— START EXCERPTED RECORDS —

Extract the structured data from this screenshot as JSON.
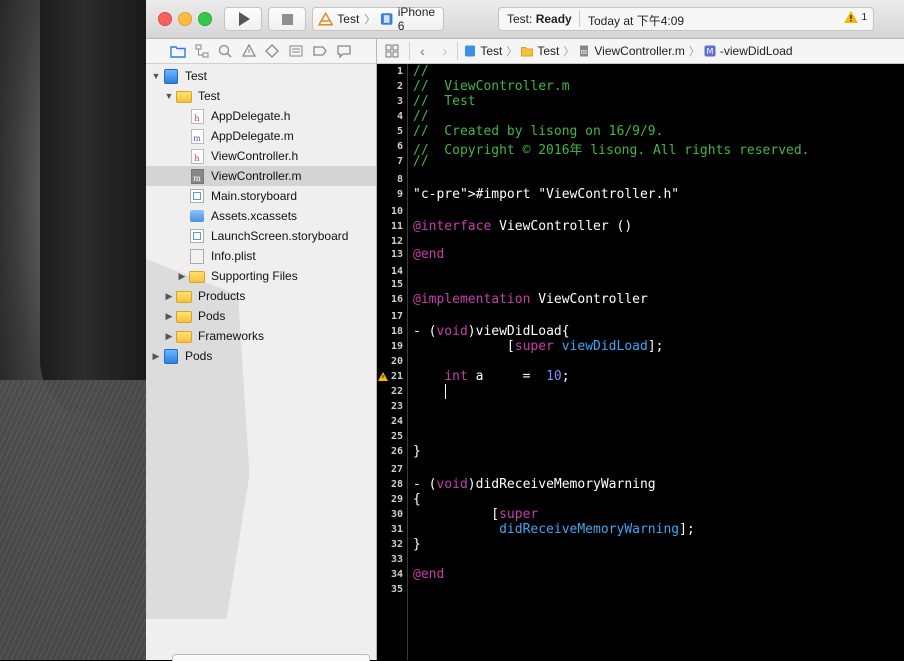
{
  "toolbar": {
    "scheme_target": "Test",
    "scheme_device": "iPhone 6",
    "status_project": "Test:",
    "status_state": "Ready",
    "status_time": "Today at 下午4:09",
    "warning_count": "1"
  },
  "navigator": {
    "items": [
      {
        "label": "Test",
        "type": "project",
        "level": 0,
        "disclosure": "open"
      },
      {
        "label": "Test",
        "type": "folder",
        "level": 1,
        "disclosure": "open"
      },
      {
        "label": "AppDelegate.h",
        "type": "h",
        "level": 2
      },
      {
        "label": "AppDelegate.m",
        "type": "m",
        "level": 2
      },
      {
        "label": "ViewController.h",
        "type": "h",
        "level": 2
      },
      {
        "label": "ViewController.m",
        "type": "m",
        "level": 2,
        "selected": true
      },
      {
        "label": "Main.storyboard",
        "type": "storyboard",
        "level": 2
      },
      {
        "label": "Assets.xcassets",
        "type": "xcassets",
        "level": 2
      },
      {
        "label": "LaunchScreen.storyboard",
        "type": "storyboard",
        "level": 2
      },
      {
        "label": "Info.plist",
        "type": "plist",
        "level": 2
      },
      {
        "label": "Supporting Files",
        "type": "folder",
        "level": 2,
        "disclosure": "closed"
      },
      {
        "label": "Products",
        "type": "folder",
        "level": 1,
        "disclosure": "closed"
      },
      {
        "label": "Pods",
        "type": "folder",
        "level": 1,
        "disclosure": "closed"
      },
      {
        "label": "Frameworks",
        "type": "folder",
        "level": 1,
        "disclosure": "closed"
      },
      {
        "label": "Pods",
        "type": "project",
        "level": 0,
        "disclosure": "closed"
      }
    ]
  },
  "jumpbar": {
    "crumbs": [
      "Test",
      "Test",
      "ViewController.m",
      "-viewDidLoad"
    ]
  },
  "editor": {
    "warning_line": "21",
    "lines": [
      {
        "n": "1",
        "t": "//"
      },
      {
        "n": "2",
        "t": "//  ViewController.m"
      },
      {
        "n": "3",
        "t": "//  Test"
      },
      {
        "n": "4",
        "t": "//"
      },
      {
        "n": "5",
        "t": "//  Created by lisong on 16/9/9."
      },
      {
        "n": "6",
        "t": "//  Copyright © 2016年 lisong. All rights reserved."
      },
      {
        "n": "7",
        "t": "//"
      },
      {
        "n": "8",
        "t": ""
      },
      {
        "n": "9",
        "t": "#import \"ViewController.h\""
      },
      {
        "n": "10",
        "t": ""
      },
      {
        "n": "11",
        "t": "@interface ViewController ()"
      },
      {
        "n": "12",
        "t": ""
      },
      {
        "n": "13",
        "t": "@end"
      },
      {
        "n": "14",
        "t": ""
      },
      {
        "n": "15",
        "t": ""
      },
      {
        "n": "16",
        "t": "@implementation ViewController"
      },
      {
        "n": "17",
        "t": ""
      },
      {
        "n": "18",
        "t": "- (void)viewDidLoad{"
      },
      {
        "n": "19",
        "t": "            [super viewDidLoad];"
      },
      {
        "n": "20",
        "t": ""
      },
      {
        "n": "21",
        "t": "    int a     =  10;"
      },
      {
        "n": "22",
        "t": ""
      },
      {
        "n": "23",
        "t": ""
      },
      {
        "n": "24",
        "t": ""
      },
      {
        "n": "25",
        "t": ""
      },
      {
        "n": "26",
        "t": "}"
      },
      {
        "n": "27",
        "t": ""
      },
      {
        "n": "28",
        "t": "- (void)didReceiveMemoryWarning"
      },
      {
        "n": "29",
        "t": "{"
      },
      {
        "n": "30",
        "t": "          [super"
      },
      {
        "n": "31",
        "t": "           didReceiveMemoryWarning];"
      },
      {
        "n": "32",
        "t": "}"
      },
      {
        "n": "33",
        "t": ""
      },
      {
        "n": "34",
        "t": "@end"
      },
      {
        "n": "35",
        "t": ""
      }
    ]
  }
}
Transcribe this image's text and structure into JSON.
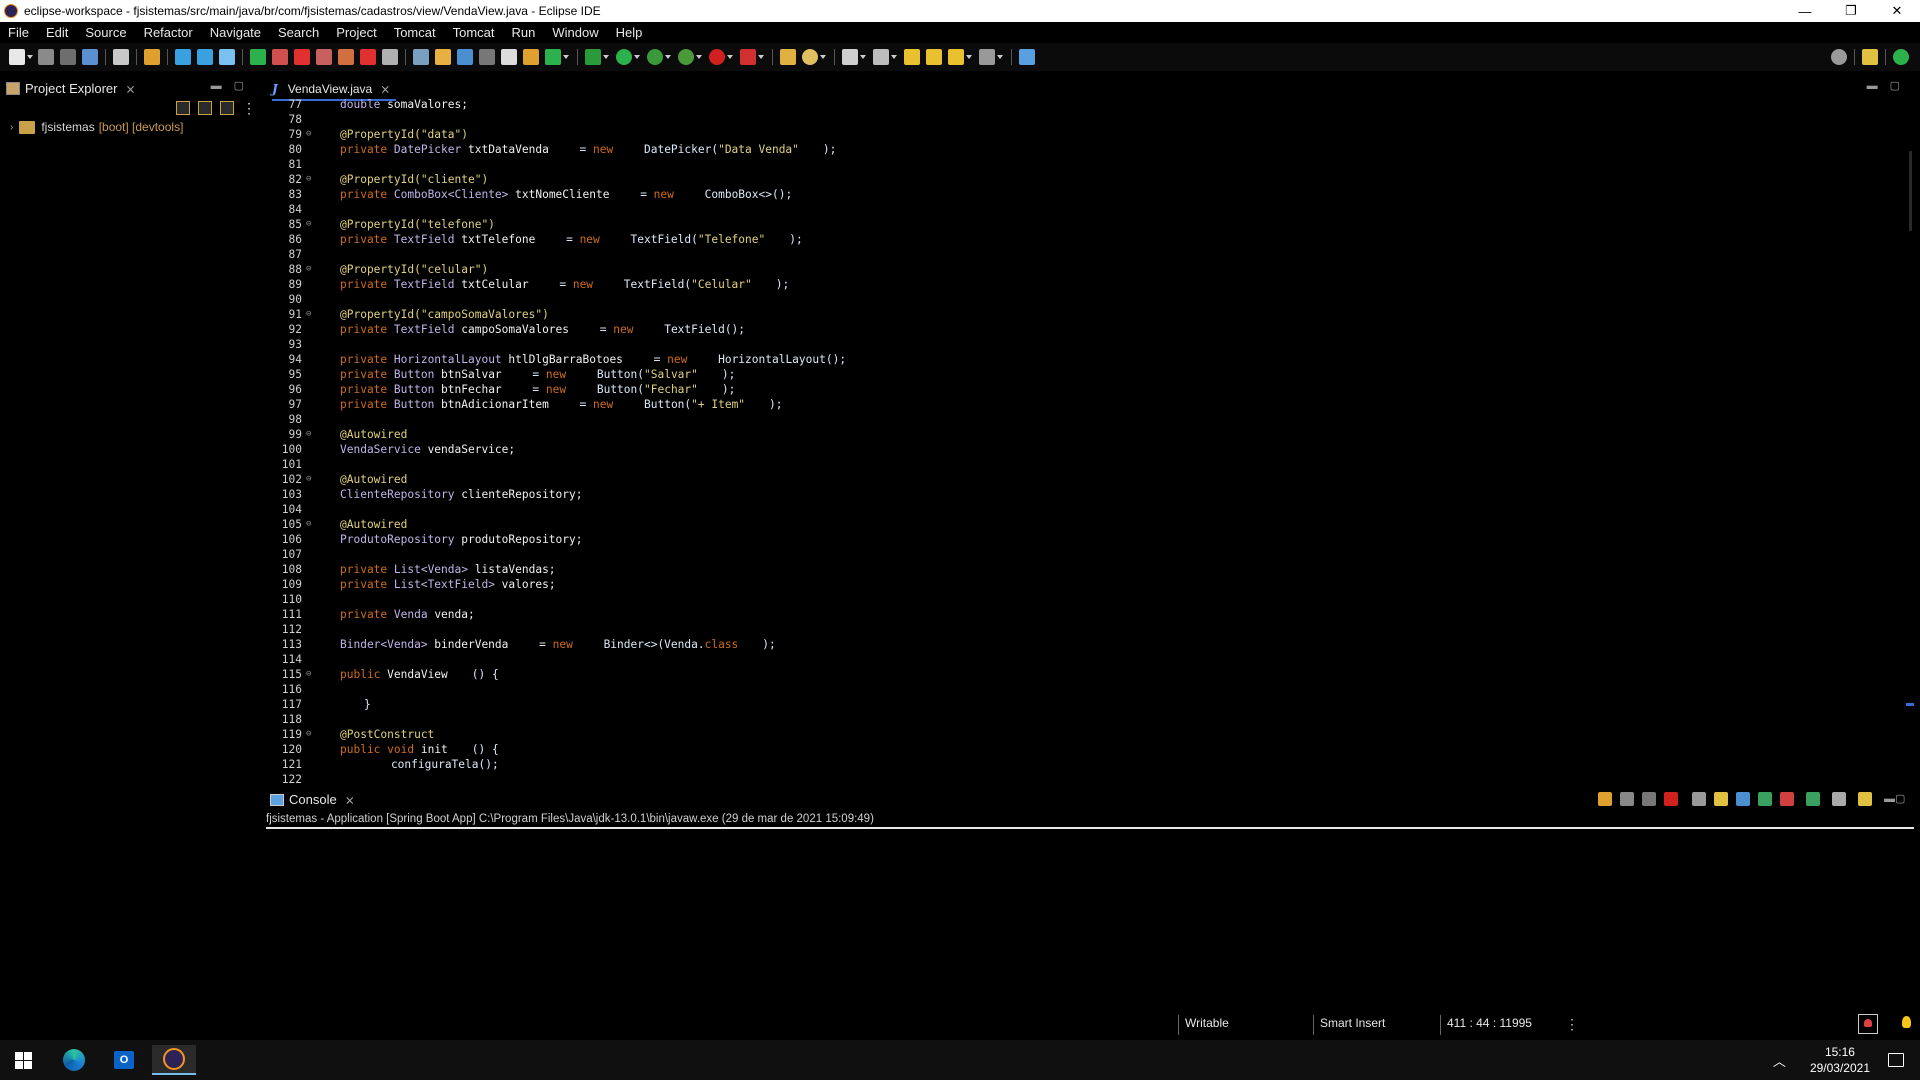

— END EXCERPTED RECORDS —

YOUR INSTRUCTIONS: Make a word-for-word copy of the entries, without any pictures.

FULL RESPONSE:
Extract the structured data from this screenshot as JSON.
{
  "toolbar": {
    "scheme_target": "Test",
    "scheme_device": "iPhone 6",
    "status_project": "Test:",
    "status_state": "Ready",
    "status_time": "Today at 下午4:09",
    "warning_count": "1"
  },
  "navigator": {
    "items": [
      {
        "label": "Test",
        "type": "project",
        "level": 0,
        "disclosure": "open"
      },
      {
        "label": "Test",
        "type": "folder",
        "level": 1,
        "disclosure": "open"
      },
      {
        "label": "AppDelegate.h",
        "type": "h",
        "level": 2
      },
      {
        "label": "AppDelegate.m",
        "type": "m",
        "level": 2
      },
      {
        "label": "ViewController.h",
        "type": "h",
        "level": 2
      },
      {
        "label": "ViewController.m",
        "type": "m",
        "level": 2,
        "selected": true
      },
      {
        "label": "Main.storyboard",
        "type": "storyboard",
        "level": 2
      },
      {
        "label": "Assets.xcassets",
        "type": "xcassets",
        "level": 2
      },
      {
        "label": "LaunchScreen.storyboard",
        "type": "storyboard",
        "level": 2
      },
      {
        "label": "Info.plist",
        "type": "plist",
        "level": 2
      },
      {
        "label": "Supporting Files",
        "type": "folder",
        "level": 2,
        "disclosure": "closed"
      },
      {
        "label": "Products",
        "type": "folder",
        "level": 1,
        "disclosure": "closed"
      },
      {
        "label": "Pods",
        "type": "folder",
        "level": 1,
        "disclosure": "closed"
      },
      {
        "label": "Frameworks",
        "type": "folder",
        "level": 1,
        "disclosure": "closed"
      },
      {
        "label": "Pods",
        "type": "project",
        "level": 0,
        "disclosure": "closed"
      }
    ]
  },
  "jumpbar": {
    "crumbs": [
      "Test",
      "Test",
      "ViewController.m",
      "-viewDidLoad"
    ]
  },
  "editor": {
    "warning_line": "21",
    "lines": [
      {
        "n": "1",
        "t": "//"
      },
      {
        "n": "2",
        "t": "//  ViewController.m"
      },
      {
        "n": "3",
        "t": "//  Test"
      },
      {
        "n": "4",
        "t": "//"
      },
      {
        "n": "5",
        "t": "//  Created by lisong on 16/9/9."
      },
      {
        "n": "6",
        "t": "//  Copyright © 2016年 lisong. All rights reserved."
      },
      {
        "n": "7",
        "t": "//"
      },
      {
        "n": "8",
        "t": ""
      },
      {
        "n": "9",
        "t": "#import \"ViewController.h\""
      },
      {
        "n": "10",
        "t": ""
      },
      {
        "n": "11",
        "t": "@interface ViewController ()"
      },
      {
        "n": "12",
        "t": ""
      },
      {
        "n": "13",
        "t": "@end"
      },
      {
        "n": "14",
        "t": ""
      },
      {
        "n": "15",
        "t": ""
      },
      {
        "n": "16",
        "t": "@implementation ViewController"
      },
      {
        "n": "17",
        "t": ""
      },
      {
        "n": "18",
        "t": "- (void)viewDidLoad{"
      },
      {
        "n": "19",
        "t": "            [super viewDidLoad];"
      },
      {
        "n": "20",
        "t": ""
      },
      {
        "n": "21",
        "t": "    int a     =  10;"
      },
      {
        "n": "22",
        "t": ""
      },
      {
        "n": "23",
        "t": ""
      },
      {
        "n": "24",
        "t": ""
      },
      {
        "n": "25",
        "t": ""
      },
      {
        "n": "26",
        "t": "}"
      },
      {
        "n": "27",
        "t": ""
      },
      {
        "n": "28",
        "t": "- (void)didReceiveMemoryWarning"
      },
      {
        "n": "29",
        "t": "{"
      },
      {
        "n": "30",
        "t": "          [super"
      },
      {
        "n": "31",
        "t": "           didReceiveMemoryWarning];"
      },
      {
        "n": "32",
        "t": "}"
      },
      {
        "n": "33",
        "t": ""
      },
      {
        "n": "34",
        "t": "@end"
      },
      {
        "n": "35",
        "t": ""
      }
    ]
  }
}
Transcribe this image's text and structure into JSON.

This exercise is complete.